[Figure dataset records]

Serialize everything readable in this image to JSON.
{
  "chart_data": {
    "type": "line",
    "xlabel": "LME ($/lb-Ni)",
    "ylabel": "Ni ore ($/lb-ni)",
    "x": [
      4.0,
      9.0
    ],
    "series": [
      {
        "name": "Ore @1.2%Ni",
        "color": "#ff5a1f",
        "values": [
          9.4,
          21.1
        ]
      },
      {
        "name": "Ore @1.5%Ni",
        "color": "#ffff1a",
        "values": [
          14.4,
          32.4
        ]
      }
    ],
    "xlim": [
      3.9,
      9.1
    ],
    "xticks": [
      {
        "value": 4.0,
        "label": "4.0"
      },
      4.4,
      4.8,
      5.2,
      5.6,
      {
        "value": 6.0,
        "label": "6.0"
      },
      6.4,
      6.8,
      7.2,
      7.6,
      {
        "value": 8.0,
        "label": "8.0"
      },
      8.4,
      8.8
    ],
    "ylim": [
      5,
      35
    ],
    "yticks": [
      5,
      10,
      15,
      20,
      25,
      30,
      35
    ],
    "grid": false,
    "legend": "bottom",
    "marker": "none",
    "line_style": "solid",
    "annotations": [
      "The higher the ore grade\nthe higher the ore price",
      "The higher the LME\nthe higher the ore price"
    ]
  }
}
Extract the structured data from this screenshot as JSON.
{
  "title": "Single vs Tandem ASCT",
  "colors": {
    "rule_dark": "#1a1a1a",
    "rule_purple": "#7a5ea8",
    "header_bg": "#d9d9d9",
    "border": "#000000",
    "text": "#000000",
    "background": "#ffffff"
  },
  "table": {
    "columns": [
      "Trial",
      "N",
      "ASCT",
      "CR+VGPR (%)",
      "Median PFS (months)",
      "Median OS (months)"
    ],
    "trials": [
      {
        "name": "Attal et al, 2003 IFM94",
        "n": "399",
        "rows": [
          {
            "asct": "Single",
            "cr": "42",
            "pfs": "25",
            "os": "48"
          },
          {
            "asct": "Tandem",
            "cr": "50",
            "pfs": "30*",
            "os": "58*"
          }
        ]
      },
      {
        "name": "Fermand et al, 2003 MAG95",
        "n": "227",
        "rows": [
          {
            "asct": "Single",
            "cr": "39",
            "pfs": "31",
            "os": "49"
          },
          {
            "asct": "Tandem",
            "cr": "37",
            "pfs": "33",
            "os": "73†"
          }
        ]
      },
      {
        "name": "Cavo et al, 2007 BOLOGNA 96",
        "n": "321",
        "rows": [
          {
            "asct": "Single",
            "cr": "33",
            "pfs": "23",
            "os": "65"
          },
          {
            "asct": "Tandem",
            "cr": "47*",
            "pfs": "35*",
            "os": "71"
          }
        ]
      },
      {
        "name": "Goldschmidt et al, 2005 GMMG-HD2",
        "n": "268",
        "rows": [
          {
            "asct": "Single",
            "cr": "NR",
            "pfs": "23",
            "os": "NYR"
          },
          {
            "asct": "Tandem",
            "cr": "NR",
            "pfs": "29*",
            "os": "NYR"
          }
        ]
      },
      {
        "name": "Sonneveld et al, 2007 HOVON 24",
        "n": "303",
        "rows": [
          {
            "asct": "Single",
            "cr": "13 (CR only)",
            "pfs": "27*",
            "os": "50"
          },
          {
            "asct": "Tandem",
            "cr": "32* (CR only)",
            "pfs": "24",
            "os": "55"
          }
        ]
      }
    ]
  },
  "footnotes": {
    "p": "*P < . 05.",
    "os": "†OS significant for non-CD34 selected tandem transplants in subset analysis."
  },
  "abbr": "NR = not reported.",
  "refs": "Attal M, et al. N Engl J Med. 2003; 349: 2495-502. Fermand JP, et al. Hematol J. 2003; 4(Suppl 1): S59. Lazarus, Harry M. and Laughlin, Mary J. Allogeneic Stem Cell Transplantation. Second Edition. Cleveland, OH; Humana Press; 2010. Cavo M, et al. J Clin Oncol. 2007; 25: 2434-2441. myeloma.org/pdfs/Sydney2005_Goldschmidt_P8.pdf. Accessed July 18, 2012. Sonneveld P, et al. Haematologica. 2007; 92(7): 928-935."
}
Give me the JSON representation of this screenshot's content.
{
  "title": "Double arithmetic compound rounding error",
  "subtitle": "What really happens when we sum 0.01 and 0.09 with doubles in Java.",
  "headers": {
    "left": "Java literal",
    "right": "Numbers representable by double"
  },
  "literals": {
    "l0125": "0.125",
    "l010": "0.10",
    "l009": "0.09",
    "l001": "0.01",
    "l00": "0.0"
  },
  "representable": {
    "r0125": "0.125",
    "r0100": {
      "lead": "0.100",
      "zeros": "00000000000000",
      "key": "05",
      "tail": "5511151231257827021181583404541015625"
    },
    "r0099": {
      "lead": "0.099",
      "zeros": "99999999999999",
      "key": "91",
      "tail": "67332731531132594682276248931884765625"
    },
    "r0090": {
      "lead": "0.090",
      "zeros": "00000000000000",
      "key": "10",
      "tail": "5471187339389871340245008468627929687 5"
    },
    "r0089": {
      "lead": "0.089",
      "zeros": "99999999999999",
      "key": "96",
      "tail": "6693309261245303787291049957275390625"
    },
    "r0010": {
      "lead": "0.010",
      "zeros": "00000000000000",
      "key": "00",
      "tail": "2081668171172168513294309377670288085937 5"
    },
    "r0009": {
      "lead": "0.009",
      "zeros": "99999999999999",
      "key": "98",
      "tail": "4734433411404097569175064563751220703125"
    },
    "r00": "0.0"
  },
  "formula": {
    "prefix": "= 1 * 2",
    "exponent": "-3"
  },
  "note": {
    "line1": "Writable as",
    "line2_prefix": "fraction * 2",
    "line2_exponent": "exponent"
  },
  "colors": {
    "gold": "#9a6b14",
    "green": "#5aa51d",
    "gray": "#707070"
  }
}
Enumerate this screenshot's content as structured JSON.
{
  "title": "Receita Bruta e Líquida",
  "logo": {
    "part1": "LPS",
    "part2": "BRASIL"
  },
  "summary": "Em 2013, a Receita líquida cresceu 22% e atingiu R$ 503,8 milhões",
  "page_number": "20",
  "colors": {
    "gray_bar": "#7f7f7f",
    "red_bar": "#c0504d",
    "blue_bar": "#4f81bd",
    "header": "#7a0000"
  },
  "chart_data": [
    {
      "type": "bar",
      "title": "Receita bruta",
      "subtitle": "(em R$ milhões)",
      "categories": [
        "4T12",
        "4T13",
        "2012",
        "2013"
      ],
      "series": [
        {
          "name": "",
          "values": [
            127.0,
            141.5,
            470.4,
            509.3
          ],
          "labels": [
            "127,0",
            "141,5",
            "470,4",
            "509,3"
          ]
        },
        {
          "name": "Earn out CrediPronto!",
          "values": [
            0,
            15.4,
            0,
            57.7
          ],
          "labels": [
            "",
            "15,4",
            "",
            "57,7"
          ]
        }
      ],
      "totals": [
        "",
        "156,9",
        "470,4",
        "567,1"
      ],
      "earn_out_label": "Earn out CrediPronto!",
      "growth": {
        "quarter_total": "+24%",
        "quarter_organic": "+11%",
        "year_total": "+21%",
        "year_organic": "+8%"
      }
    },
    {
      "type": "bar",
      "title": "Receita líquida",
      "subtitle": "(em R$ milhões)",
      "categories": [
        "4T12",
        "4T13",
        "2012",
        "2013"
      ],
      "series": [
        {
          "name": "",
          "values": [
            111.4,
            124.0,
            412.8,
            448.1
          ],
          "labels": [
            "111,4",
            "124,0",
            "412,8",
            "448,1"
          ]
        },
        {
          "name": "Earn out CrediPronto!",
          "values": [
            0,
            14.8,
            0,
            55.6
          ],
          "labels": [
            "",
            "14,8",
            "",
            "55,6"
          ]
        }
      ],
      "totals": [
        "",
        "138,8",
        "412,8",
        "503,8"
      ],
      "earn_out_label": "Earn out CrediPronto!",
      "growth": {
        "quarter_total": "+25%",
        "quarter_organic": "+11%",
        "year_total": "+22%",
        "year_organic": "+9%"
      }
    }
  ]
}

[What needs to be done] Report the number of lines in the entries above that include the string "name". Give nothing but the number.

[The completed task] 11